▶ [Requirement]
Reproduce the records from the line containing "Patent image size: (931, 755)." through the line containing "The central transmitter", inclusive, swapping "electrical schematic" for "wiring diagram" and leaving everything else as it is.

▶ [Records to process]
* * * * *
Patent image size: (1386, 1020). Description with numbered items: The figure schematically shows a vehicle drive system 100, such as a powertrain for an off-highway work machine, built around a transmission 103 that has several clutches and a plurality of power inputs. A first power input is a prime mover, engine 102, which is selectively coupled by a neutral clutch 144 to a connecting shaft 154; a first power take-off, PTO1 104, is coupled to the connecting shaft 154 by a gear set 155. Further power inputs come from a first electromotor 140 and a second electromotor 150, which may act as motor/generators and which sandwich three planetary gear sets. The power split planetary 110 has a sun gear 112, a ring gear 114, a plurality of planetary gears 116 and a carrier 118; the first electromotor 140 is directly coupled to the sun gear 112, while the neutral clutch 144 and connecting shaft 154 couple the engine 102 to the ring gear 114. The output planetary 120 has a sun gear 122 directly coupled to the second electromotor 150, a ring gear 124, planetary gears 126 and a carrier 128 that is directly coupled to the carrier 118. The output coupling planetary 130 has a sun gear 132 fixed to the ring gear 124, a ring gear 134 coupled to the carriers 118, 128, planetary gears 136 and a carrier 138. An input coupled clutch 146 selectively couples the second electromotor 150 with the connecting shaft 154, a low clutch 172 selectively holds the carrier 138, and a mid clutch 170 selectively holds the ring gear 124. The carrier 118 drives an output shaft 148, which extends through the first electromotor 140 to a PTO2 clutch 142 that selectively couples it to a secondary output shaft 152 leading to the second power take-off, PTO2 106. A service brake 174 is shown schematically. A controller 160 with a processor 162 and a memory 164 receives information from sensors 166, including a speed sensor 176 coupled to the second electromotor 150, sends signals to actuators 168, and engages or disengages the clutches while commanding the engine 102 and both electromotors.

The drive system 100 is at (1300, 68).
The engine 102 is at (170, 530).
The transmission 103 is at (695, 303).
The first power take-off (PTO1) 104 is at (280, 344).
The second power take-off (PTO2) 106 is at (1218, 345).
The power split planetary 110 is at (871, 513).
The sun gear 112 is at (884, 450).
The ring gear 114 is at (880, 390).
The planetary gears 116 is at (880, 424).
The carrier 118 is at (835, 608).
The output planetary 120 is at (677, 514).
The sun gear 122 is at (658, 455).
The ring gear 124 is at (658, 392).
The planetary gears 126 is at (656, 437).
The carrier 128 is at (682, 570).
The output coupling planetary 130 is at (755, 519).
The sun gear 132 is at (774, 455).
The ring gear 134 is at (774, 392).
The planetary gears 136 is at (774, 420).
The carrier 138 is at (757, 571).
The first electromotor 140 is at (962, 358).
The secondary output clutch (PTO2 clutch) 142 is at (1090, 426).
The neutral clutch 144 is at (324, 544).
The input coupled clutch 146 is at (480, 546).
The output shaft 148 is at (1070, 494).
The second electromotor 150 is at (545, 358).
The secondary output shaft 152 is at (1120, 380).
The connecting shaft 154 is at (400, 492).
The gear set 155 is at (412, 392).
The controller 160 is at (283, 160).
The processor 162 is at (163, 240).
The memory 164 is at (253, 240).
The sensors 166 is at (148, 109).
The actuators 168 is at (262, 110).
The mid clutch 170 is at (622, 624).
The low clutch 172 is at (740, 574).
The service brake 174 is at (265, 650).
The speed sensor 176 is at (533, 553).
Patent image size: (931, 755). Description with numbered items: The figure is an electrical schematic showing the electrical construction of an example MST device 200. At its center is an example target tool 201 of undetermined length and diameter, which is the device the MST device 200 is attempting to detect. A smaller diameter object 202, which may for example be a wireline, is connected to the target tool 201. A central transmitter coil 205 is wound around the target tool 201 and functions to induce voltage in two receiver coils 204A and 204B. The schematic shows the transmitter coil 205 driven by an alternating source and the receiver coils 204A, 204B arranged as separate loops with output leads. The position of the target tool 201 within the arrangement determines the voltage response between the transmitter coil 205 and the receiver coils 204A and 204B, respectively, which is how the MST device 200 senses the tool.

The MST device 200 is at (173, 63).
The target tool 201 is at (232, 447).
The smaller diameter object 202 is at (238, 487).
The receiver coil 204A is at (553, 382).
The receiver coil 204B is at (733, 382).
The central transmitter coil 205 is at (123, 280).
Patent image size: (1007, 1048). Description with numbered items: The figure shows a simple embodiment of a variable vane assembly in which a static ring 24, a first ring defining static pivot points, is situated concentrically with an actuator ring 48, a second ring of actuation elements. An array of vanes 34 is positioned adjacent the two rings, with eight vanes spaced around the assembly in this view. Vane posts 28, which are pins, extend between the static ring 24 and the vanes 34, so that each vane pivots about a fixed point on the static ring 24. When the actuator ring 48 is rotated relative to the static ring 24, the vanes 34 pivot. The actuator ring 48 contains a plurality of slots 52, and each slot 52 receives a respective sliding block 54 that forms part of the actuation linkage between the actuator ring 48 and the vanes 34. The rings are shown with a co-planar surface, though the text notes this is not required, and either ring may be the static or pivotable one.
* * * * *
▶ [The reply]
Patent image size: (931, 755). Description with numbered items: The figure is an wiring diagram showing the electrical construction of an example MST device 200. At its center is an example target tool 201 of undetermined length and diameter, which is the device the MST device 200 is attempting to detect. A smaller diameter object 202, which may for example be a wireline, is connected to the target tool 201. A central transmitter coil 205 is wound around the target tool 201 and functions to induce voltage in two receiver coils 204A and 204B. The schematic shows the transmitter coil 205 driven by an alternating source and the receiver coils 204A, 204B arranged as separate loops with output leads. The position of the target tool 201 within the arrangement determines the voltage response between the transmitter coil 205 and the receiver coils 204A and 204B, respectively, which is how the MST device 200 senses the tool.

The MST device 200 is at (173, 63).
The target tool 201 is at (232, 447).
The smaller diameter object 202 is at (238, 487).
The receiver coil 204A is at (553, 382).
The receiver coil 204B is at (733, 382).
The central transmitter coil 205 is at (123, 280).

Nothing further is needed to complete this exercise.